• RECORDS FOR THE EXERCISE:
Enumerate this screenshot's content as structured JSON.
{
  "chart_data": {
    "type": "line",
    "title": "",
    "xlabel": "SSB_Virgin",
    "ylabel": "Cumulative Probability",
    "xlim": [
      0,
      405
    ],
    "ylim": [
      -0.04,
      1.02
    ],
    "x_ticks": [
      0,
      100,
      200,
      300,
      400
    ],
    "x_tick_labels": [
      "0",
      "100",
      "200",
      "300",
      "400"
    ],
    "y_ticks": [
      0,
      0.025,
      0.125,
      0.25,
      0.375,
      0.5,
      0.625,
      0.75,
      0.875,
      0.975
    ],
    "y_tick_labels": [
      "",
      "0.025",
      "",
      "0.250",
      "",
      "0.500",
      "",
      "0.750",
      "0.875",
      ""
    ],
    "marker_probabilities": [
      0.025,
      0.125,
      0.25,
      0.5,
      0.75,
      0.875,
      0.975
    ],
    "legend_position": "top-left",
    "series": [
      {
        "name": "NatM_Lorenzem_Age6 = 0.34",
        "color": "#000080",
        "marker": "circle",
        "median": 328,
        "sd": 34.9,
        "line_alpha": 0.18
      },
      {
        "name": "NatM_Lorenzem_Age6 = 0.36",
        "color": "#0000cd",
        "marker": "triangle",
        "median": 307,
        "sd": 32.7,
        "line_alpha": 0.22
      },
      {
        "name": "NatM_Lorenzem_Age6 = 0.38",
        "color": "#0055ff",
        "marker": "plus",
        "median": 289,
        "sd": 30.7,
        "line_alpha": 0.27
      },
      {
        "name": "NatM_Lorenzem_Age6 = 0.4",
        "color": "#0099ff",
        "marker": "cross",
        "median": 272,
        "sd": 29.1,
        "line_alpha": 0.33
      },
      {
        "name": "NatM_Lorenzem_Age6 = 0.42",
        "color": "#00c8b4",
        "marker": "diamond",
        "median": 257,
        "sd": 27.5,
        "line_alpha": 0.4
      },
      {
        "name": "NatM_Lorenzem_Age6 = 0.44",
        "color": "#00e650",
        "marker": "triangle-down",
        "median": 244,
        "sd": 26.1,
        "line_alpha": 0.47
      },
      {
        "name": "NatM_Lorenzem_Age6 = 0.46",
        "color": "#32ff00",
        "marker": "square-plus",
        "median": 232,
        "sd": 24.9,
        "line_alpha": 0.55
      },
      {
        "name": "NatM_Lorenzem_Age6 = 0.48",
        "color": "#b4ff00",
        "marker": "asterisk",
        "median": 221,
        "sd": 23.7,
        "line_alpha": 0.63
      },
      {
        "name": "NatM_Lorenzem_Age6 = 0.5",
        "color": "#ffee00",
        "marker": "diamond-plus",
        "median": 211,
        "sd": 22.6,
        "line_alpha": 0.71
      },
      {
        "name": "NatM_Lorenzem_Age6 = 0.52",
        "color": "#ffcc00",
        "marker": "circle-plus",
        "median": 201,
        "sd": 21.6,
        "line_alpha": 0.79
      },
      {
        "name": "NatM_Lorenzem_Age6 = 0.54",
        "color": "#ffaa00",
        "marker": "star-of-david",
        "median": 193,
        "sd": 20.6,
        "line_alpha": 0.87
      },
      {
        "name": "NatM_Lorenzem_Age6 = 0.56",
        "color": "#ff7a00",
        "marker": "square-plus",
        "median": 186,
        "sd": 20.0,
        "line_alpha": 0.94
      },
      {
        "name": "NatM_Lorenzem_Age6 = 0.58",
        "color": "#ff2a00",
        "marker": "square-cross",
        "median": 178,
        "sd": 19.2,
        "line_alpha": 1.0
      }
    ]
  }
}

--

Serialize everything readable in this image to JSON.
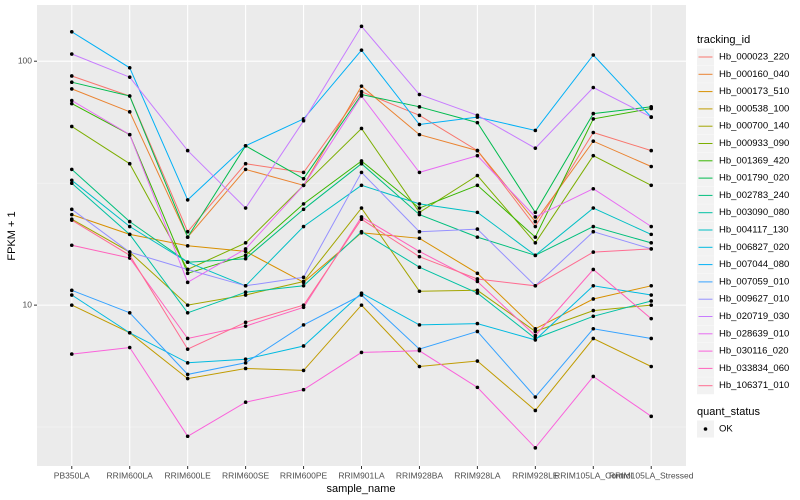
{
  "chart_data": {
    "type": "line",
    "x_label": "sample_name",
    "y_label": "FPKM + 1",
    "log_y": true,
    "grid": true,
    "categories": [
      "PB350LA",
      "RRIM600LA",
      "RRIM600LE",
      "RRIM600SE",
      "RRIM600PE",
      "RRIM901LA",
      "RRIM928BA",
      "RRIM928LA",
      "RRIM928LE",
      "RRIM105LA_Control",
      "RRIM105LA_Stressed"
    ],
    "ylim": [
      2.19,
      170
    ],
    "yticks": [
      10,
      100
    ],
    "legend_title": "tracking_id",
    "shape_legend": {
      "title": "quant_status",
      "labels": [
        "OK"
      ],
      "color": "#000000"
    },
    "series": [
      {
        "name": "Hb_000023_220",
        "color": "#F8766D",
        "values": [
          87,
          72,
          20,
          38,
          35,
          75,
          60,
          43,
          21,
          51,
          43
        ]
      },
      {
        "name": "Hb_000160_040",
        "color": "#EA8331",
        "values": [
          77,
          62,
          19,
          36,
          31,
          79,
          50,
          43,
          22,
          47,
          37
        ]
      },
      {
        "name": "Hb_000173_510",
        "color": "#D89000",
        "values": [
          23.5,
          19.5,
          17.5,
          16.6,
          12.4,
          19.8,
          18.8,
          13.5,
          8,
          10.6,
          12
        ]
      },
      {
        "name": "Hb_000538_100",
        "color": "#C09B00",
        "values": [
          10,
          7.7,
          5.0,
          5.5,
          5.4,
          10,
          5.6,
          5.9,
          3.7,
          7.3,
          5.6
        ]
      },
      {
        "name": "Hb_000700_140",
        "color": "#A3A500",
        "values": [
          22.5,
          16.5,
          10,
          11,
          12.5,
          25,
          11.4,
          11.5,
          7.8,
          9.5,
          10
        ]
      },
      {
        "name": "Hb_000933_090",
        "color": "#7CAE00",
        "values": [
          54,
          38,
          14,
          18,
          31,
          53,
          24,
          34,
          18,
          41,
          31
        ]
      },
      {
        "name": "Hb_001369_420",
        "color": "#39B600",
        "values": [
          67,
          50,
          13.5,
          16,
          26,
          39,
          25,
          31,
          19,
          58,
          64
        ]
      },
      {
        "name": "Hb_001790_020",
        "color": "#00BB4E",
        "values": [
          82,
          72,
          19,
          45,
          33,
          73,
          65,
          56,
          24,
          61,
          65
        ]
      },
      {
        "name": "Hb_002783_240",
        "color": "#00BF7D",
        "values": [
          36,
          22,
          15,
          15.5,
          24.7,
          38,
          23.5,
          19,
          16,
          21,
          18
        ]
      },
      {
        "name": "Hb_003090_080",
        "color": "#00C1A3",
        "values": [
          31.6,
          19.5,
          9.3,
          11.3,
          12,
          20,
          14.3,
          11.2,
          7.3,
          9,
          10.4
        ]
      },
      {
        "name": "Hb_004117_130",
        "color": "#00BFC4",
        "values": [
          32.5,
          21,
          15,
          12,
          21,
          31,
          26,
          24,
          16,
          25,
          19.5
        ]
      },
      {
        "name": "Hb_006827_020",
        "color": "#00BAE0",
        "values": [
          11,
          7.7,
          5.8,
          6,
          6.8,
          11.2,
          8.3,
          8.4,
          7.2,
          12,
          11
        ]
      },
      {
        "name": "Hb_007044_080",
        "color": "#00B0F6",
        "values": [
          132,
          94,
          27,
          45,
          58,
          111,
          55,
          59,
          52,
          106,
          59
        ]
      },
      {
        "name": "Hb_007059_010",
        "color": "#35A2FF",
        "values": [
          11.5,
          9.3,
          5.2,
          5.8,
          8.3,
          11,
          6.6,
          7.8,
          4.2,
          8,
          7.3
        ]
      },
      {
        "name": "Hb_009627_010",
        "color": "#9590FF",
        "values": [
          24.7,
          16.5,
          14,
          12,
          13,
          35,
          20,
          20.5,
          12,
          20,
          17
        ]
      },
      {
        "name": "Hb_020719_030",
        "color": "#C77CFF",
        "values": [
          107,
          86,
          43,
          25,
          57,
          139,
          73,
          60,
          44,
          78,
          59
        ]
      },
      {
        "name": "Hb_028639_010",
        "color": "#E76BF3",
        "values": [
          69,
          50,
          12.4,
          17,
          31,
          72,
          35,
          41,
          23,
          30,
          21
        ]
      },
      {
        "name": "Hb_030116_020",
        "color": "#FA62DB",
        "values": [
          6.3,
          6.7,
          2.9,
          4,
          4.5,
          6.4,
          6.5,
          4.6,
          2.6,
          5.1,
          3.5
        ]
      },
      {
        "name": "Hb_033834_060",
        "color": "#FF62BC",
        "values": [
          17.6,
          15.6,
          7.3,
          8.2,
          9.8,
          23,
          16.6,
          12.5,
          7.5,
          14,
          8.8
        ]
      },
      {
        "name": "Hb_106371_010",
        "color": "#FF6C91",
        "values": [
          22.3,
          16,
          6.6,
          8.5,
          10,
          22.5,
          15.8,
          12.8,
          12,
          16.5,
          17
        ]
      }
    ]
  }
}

• INSTRUCTION: Look through the data above. Find each line with the string "plus" and copy it.

• RESPONSE TO THE TASK:
        "marker": "plus",
        "marker": "square-plus",
        "marker": "diamond-plus",
        "marker": "circle-plus",
        "marker": "square-plus",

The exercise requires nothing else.